[Data records]

******

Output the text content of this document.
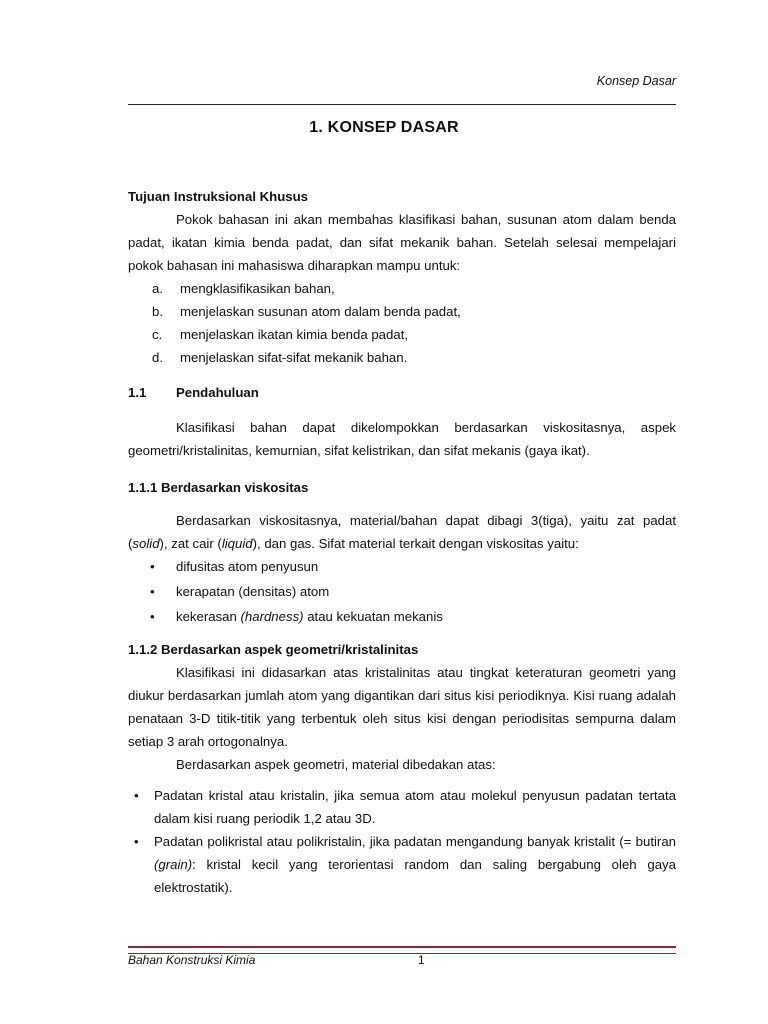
Konsep Dasar
1. KONSEP DASAR

Tujuan Instruksional Khusus

Pokok bahasan ini akan membahas klasifikasi bahan, susunan atom dalam benda padat, ikatan kimia benda padat, dan sifat mekanik bahan. Setelah selesai mempelajari pokok bahasan ini mahasiswa diharapkan mampu untuk:

a. mengklasifikasikan bahan,
b. menjelaskan susunan atom dalam benda padat,
c. menjelaskan ikatan kimia benda padat,
d. menjelaskan sifat-sifat mekanik bahan.

1.1 Pendahuluan

Klasifikasi bahan dapat dikelompokkan berdasarkan viskositasnya, aspek geometri/kristalinitas, kemurnian, sifat kelistrikan, dan sifat mekanis (gaya ikat).

1.1.1 Berdasarkan viskositas

Berdasarkan viskositasnya, material/bahan dapat dibagi 3(tiga), yaitu zat padat (solid), zat cair (liquid), dan gas. Sifat material terkait dengan viskositas yaitu:

• difusitas atom penyusun
• kerapatan (densitas) atom
• kekerasan (hardness) atau kekuatan mekanis

1.1.2 Berdasarkan aspek geometri/kristalinitas

Klasifikasi ini didasarkan atas kristalinitas atau tingkat keteraturan geometri yang diukur berdasarkan jumlah atom yang digantikan dari situs kisi periodiknya. Kisi ruang adalah penataan 3-D titik-titik yang terbentuk oleh situs kisi dengan periodisitas sempurna dalam setiap 3 arah ortogonalnya.

Berdasarkan aspek geometri, material dibedakan atas:

• Padatan kristal atau kristalin, jika semua atom atau molekul penyusun padatan tertata dalam kisi ruang periodik 1,2 atau 3D.
• Padatan polikristal atau polikristalin, jika padatan mengandung banyak kristalit (= butiran (grain): kristal kecil yang terorientasi random dan saling bergabung oleh gaya elektrostatik).
Bahan Konstruksi Kimia	1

******

=== Work instructions ===
Leave out every picture and copy the rest of the records exactly.

=== Result for this exercise ===
Output the text content of this document.
Konsep Dasar
1. KONSEP DASAR

Tujuan Instruksional Khusus

Pokok bahasan ini akan membahas klasifikasi bahan, susunan atom dalam benda padat, ikatan kimia benda padat, dan sifat mekanik bahan. Setelah selesai mempelajari pokok bahasan ini mahasiswa diharapkan mampu untuk:

a. mengklasifikasikan bahan,
b. menjelaskan susunan atom dalam benda padat,
c. menjelaskan ikatan kimia benda padat,
d. menjelaskan sifat-sifat mekanik bahan.

1.1 Pendahuluan

Klasifikasi bahan dapat dikelompokkan berdasarkan viskositasnya, aspek geometri/kristalinitas, kemurnian, sifat kelistrikan, dan sifat mekanis (gaya ikat).

1.1.1 Berdasarkan viskositas

Berdasarkan viskositasnya, material/bahan dapat dibagi 3(tiga), yaitu zat padat (solid), zat cair (liquid), dan gas. Sifat material terkait dengan viskositas yaitu:

• difusitas atom penyusun
• kerapatan (densitas) atom
• kekerasan (hardness) atau kekuatan mekanis

1.1.2 Berdasarkan aspek geometri/kristalinitas

Klasifikasi ini didasarkan atas kristalinitas atau tingkat keteraturan geometri yang diukur berdasarkan jumlah atom yang digantikan dari situs kisi periodiknya. Kisi ruang adalah penataan 3-D titik-titik yang terbentuk oleh situs kisi dengan periodisitas sempurna dalam setiap 3 arah ortogonalnya.

Berdasarkan aspek geometri, material dibedakan atas:

• Padatan kristal atau kristalin, jika semua atom atau molekul penyusun padatan tertata dalam kisi ruang periodik 1,2 atau 3D.
• Padatan polikristal atau polikristalin, jika padatan mengandung banyak kristalit (= butiran (grain): kristal kecil yang terorientasi random dan saling bergabung oleh gaya elektrostatik).
Bahan Konstruksi Kimia	1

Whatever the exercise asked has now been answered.